Your task is to print all of the material verbatim.

##### Records shown #####

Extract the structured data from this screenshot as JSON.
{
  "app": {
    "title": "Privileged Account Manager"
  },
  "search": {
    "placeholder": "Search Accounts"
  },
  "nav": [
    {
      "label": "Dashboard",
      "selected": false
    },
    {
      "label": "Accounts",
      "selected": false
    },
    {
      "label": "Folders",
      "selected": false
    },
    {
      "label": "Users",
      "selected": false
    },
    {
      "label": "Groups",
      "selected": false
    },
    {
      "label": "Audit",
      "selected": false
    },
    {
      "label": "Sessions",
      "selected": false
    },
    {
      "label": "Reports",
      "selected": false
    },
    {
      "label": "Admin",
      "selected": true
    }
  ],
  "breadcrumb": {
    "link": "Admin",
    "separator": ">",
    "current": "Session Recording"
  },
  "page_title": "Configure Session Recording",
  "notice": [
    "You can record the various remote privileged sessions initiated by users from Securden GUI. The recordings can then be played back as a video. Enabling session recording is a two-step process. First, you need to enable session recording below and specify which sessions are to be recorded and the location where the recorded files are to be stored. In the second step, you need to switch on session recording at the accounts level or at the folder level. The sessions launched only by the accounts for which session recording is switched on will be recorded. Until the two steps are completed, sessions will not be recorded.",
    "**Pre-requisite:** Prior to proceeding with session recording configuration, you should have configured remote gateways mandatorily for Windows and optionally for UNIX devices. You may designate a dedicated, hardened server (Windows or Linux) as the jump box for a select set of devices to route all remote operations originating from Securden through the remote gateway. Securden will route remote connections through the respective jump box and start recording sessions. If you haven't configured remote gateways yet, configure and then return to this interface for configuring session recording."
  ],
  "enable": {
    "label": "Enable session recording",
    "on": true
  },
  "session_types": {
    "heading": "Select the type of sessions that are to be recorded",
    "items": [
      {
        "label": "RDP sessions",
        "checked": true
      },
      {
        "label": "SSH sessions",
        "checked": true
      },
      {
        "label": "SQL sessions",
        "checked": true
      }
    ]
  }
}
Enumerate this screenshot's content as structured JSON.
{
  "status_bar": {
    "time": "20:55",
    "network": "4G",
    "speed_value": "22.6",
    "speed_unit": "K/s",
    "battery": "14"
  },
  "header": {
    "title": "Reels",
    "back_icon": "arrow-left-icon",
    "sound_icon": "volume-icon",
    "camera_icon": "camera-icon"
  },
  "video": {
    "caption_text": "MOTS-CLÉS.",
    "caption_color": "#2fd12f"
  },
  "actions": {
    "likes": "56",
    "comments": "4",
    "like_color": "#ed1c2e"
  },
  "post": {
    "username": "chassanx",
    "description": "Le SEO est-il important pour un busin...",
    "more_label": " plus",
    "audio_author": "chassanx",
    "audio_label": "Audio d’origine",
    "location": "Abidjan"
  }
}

#####

Task result:
Extract the structured data from this screenshot as JSON.
{
  "app": {
    "title": "Privileged Account Manager"
  },
  "search": {
    "placeholder": "Search Accounts"
  },
  "nav": [
    {
      "label": "Dashboard",
      "selected": false
    },
    {
      "label": "Accounts",
      "selected": false
    },
    {
      "label": "Folders",
      "selected": false
    },
    {
      "label": "Users",
      "selected": false
    },
    {
      "label": "Groups",
      "selected": false
    },
    {
      "label": "Audit",
      "selected": false
    },
    {
      "label": "Sessions",
      "selected": false
    },
    {
      "label": "Reports",
      "selected": false
    },
    {
      "label": "Admin",
      "selected": true
    }
  ],
  "breadcrumb": {
    "link": "Admin",
    "separator": ">",
    "current": "Session Recording"
  },
  "page_title": "Configure Session Recording",
  "notice": [
    "You can record the various remote privileged sessions initiated by users from Securden GUI. The recordings can then be played back as a video. Enabling session recording is a two-step process. First, you need to enable session recording below and specify which sessions are to be recorded and the location where the recorded files are to be stored. In the second step, you need to switch on session recording at the accounts level or at the folder level. The sessions launched only by the accounts for which session recording is switched on will be recorded. Until the two steps are completed, sessions will not be recorded.",
    "**Pre-requisite:** Prior to proceeding with session recording configuration, you should have configured remote gateways mandatorily for Windows and optionally for UNIX devices. You may designate a dedicated, hardened server (Windows or Linux) as the jump box for a select set of devices to route all remote operations originating from Securden through the remote gateway. Securden will route remote connections through the respective jump box and start recording sessions. If you haven't configured remote gateways yet, configure and then return to this interface for configuring session recording."
  ],
  "enable": {
    "label": "Enable session recording",
    "on": true
  },
  "session_types": {
    "heading": "Select the type of sessions that are to be recorded",
    "items": [
      {
        "label": "RDP sessions",
        "checked": true
      },
      {
        "label": "SSH sessions",
        "checked": true
      },
      {
        "label": "SQL sessions",
        "checked": true
      }
    ]
  }
}
Enumerate this screenshot's content as structured JSON.
{
  "status_bar": {
    "time": "20:55",
    "network": "4G",
    "speed_value": "22.6",
    "speed_unit": "K/s",
    "battery": "14"
  },
  "header": {
    "title": "Reels",
    "back_icon": "arrow-left-icon",
    "sound_icon": "volume-icon",
    "camera_icon": "camera-icon"
  },
  "video": {
    "caption_text": "MOTS-CLÉS.",
    "caption_color": "#2fd12f"
  },
  "actions": {
    "likes": "56",
    "comments": "4",
    "like_color": "#ed1c2e"
  },
  "post": {
    "username": "chassanx",
    "description": "Le SEO est-il important pour un busin...",
    "more_label": " plus",
    "audio_author": "chassanx",
    "audio_label": "Audio d’origine",
    "location": "Abidjan"
  }
}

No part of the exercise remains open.